§ GIVEN EXERCISE
Work out how many lines of the material below mention the word "text"; reply with the number only.

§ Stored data

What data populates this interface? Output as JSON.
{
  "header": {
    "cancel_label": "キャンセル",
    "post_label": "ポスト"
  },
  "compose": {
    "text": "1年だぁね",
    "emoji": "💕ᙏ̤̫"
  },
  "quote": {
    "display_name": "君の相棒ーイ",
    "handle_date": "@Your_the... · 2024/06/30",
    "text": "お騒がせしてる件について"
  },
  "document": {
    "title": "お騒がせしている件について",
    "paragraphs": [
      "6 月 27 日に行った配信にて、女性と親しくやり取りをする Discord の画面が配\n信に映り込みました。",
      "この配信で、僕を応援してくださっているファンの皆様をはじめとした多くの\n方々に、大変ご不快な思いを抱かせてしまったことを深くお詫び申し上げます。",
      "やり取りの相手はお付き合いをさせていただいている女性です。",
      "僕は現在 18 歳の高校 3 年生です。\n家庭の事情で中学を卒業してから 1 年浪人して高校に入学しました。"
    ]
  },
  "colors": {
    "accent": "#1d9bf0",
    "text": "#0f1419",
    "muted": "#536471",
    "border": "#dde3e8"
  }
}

§ WRITTEN REPLY
3